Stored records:
= = = =

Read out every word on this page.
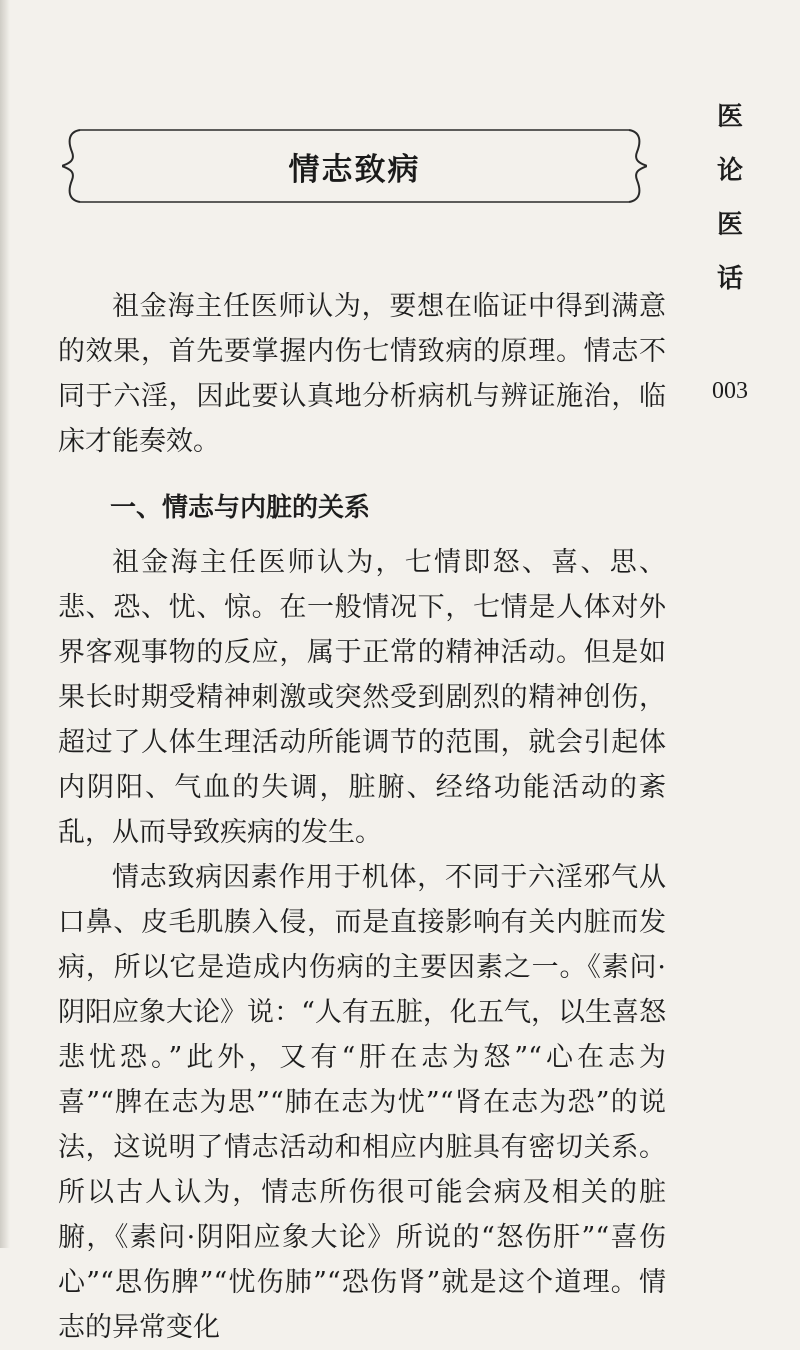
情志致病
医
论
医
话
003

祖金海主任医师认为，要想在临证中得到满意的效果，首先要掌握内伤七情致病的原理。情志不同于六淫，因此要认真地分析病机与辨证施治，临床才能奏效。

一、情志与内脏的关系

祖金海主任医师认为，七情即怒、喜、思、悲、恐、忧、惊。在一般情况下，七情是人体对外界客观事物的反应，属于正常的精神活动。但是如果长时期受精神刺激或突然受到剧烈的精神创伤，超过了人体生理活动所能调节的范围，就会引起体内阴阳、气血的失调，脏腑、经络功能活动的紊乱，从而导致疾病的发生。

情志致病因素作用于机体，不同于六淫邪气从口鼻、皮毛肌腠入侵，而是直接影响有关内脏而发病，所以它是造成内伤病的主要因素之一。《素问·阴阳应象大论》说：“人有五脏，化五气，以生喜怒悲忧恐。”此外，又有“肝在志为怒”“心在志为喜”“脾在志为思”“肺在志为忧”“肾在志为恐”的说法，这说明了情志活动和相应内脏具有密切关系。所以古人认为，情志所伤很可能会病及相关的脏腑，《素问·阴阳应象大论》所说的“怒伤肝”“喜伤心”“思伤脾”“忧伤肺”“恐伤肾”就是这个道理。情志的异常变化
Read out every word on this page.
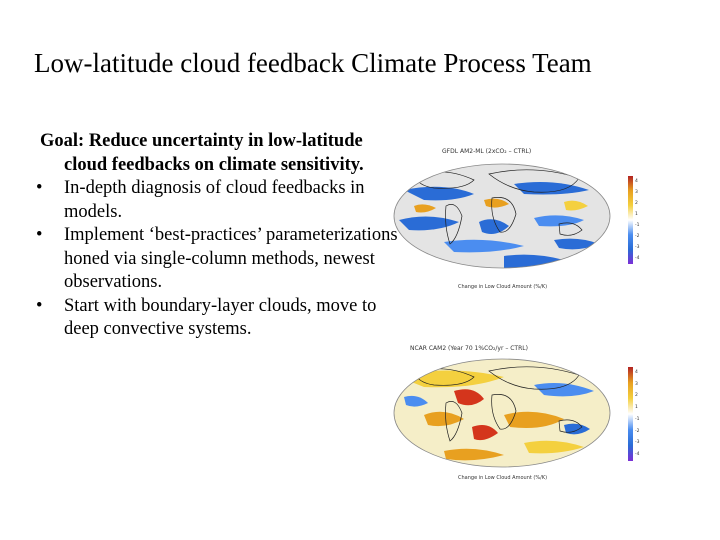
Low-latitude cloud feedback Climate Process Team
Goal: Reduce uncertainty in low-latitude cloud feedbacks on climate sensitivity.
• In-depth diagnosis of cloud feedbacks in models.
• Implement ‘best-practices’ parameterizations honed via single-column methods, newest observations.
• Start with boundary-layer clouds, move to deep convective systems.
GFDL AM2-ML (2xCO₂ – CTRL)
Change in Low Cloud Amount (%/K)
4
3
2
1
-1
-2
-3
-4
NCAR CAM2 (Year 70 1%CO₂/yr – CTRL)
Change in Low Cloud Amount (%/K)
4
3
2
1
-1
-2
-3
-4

= = = =

_Task to complete_
Ascertain the number of lines in the entries that include the word "latitude", and report only that number.

_Correct response_
2